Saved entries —
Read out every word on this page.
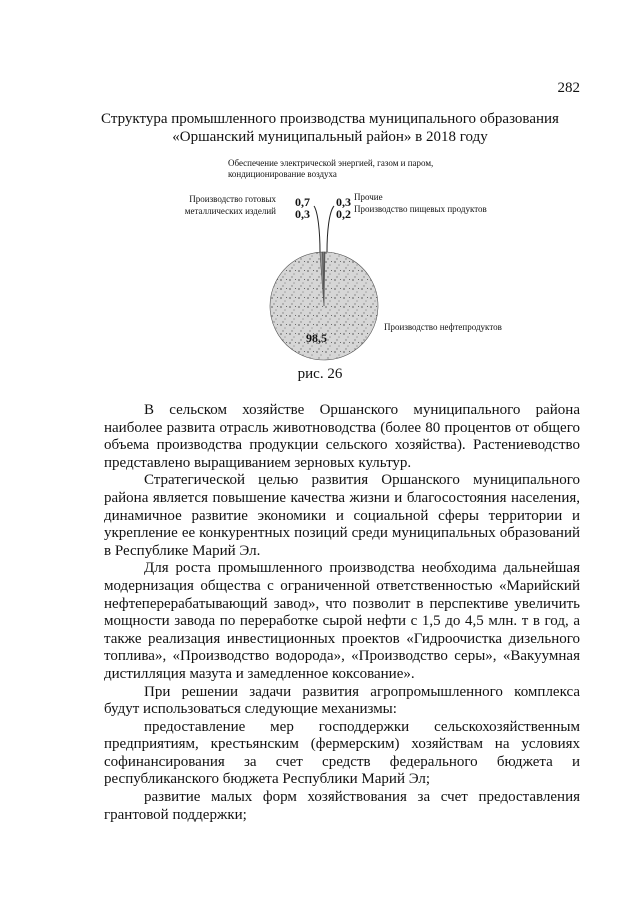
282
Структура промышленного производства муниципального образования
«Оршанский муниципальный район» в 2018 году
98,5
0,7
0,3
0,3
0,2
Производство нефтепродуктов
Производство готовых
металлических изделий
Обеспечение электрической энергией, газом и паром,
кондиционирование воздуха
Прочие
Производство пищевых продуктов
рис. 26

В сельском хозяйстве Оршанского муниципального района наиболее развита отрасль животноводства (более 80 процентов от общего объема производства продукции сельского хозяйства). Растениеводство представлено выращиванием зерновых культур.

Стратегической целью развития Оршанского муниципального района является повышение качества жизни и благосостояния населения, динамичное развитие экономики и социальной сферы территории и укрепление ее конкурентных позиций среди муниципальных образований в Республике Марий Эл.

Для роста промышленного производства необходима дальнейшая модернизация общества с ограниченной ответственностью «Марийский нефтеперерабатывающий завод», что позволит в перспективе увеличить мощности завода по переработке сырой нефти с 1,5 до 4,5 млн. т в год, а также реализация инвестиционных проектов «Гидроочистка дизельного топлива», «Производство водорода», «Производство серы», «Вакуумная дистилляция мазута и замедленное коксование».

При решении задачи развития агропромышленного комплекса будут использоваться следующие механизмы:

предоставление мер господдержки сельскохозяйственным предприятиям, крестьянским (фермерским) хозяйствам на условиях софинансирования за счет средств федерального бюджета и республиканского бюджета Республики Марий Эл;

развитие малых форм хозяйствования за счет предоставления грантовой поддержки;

==

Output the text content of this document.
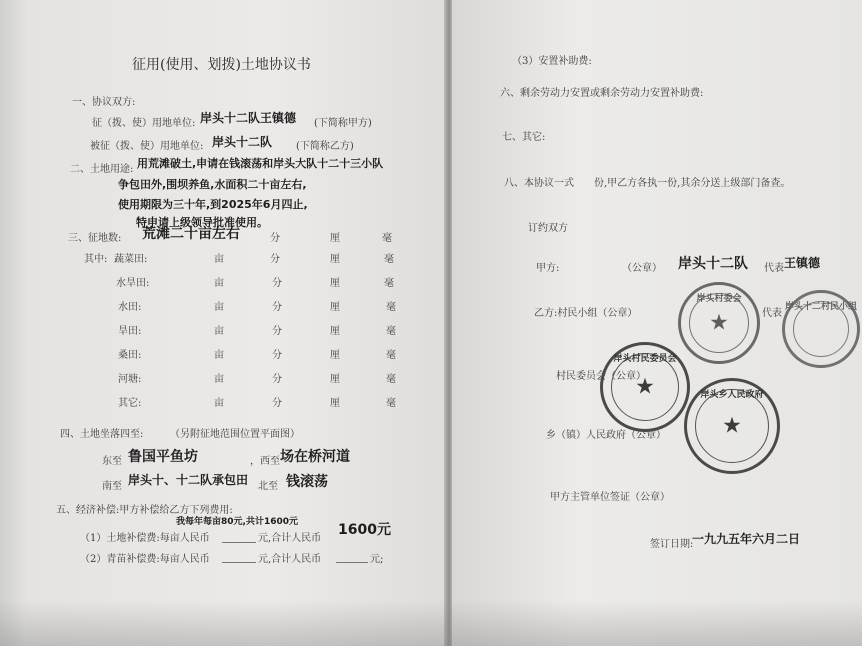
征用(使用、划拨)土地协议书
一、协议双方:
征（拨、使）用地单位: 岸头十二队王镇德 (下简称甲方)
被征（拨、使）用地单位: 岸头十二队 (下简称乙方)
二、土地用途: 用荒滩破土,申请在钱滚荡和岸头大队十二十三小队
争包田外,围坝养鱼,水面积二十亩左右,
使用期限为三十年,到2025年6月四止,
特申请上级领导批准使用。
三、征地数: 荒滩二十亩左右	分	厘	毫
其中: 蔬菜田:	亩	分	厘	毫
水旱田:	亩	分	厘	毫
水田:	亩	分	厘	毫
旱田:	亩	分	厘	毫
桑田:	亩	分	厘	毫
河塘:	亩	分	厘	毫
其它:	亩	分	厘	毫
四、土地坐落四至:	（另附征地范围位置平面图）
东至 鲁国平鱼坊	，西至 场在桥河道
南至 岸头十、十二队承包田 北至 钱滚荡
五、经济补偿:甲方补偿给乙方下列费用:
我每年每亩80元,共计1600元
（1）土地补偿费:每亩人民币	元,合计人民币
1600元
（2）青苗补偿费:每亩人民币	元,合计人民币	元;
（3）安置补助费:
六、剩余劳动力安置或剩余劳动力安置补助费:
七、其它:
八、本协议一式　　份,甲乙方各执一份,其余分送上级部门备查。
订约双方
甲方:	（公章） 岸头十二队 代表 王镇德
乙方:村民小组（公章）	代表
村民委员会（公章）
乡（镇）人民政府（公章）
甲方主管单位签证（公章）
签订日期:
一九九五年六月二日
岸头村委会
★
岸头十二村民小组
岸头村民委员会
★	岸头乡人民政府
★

Given exercise — Scan the lines for the string "развития". Copy out each line that matches.

Correct output —
Стратегической целью развития Оршанского муниципального района является повышение качества жизни и благосостояния населения, динамичное развитие экономики и социальной сферы территории и укрепление ее конкурентных позиций среди муниципальных образований в Республике Марий Эл.
При решении задачи развития агропромышленного комплекса будут использоваться следующие механизмы:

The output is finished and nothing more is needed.